◆ **Brief**
Answer with nothing but the number of lines that include the word "legend".

**** Material supplied ****

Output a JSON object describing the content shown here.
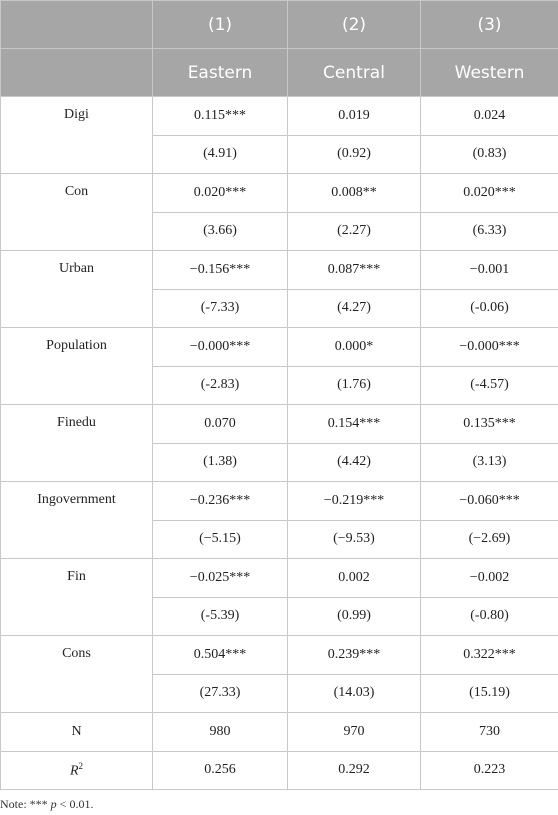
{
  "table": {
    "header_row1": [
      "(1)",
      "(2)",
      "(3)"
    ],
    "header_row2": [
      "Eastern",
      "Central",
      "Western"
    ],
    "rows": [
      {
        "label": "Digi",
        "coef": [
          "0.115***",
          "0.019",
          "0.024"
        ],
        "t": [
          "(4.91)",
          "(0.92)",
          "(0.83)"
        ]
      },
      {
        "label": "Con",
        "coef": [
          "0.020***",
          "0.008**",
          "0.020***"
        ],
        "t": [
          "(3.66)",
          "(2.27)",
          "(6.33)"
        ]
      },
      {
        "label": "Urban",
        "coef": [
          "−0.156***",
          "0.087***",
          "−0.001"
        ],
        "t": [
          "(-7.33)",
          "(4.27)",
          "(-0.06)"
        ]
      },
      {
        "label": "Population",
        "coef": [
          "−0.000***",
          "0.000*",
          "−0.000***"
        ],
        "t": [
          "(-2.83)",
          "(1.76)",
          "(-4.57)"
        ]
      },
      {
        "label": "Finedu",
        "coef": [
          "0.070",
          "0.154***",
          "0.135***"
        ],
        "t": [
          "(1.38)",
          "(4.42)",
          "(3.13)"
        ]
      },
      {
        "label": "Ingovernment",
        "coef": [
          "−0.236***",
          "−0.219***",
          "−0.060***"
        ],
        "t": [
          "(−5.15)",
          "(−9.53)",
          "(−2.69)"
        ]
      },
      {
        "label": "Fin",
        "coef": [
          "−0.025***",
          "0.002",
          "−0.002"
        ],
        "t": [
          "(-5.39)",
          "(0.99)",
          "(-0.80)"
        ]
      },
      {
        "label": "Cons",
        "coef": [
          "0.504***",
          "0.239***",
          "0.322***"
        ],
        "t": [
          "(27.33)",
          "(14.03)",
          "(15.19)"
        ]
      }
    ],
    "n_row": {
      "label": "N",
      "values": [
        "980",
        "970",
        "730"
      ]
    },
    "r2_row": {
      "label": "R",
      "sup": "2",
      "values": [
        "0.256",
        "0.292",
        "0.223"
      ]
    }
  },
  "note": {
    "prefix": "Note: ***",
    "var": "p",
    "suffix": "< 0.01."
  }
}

****
**** Material supplied ****

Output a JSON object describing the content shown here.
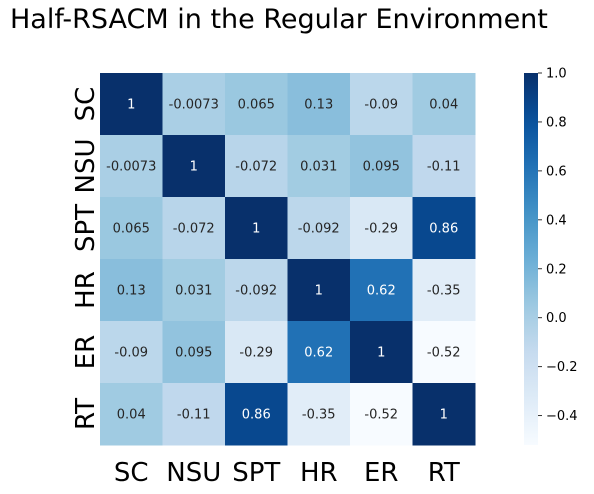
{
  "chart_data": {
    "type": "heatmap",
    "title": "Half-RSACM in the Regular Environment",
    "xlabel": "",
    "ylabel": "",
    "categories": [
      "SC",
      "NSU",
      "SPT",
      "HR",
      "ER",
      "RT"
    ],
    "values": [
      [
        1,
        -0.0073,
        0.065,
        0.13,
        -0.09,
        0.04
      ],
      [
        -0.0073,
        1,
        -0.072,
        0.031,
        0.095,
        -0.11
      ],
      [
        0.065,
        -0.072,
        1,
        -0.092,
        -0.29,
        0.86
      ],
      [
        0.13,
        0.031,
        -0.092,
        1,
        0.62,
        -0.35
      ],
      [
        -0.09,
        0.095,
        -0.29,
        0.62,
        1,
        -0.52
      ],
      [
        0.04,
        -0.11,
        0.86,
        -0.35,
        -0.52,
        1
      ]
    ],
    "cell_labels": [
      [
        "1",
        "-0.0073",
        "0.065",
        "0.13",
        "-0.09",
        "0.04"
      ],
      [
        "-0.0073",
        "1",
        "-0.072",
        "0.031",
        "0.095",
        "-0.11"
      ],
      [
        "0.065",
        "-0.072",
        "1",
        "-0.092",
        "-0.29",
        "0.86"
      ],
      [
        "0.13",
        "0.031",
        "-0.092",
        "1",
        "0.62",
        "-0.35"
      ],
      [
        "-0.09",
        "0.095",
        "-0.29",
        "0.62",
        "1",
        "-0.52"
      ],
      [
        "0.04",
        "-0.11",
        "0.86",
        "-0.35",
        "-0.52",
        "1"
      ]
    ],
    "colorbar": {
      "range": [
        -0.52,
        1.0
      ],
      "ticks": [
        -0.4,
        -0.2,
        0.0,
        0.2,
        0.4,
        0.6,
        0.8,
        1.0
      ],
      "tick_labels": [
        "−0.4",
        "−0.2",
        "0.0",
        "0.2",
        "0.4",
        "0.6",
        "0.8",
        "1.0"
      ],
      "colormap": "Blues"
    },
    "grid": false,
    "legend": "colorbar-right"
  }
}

****
**** Material supplied ****

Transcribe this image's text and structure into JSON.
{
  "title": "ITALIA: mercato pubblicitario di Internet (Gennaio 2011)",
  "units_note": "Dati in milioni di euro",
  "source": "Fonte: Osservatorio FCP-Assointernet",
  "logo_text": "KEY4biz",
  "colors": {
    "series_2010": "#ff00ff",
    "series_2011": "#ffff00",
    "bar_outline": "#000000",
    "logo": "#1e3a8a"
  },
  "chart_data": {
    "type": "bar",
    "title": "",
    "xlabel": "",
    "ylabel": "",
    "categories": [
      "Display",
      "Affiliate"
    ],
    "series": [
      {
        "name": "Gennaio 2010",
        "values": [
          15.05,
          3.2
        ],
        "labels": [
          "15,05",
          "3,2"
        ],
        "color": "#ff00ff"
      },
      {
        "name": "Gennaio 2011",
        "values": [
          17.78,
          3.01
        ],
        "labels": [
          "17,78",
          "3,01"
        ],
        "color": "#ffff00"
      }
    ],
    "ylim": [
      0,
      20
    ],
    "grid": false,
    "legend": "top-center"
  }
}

****

◆ **Written response**
2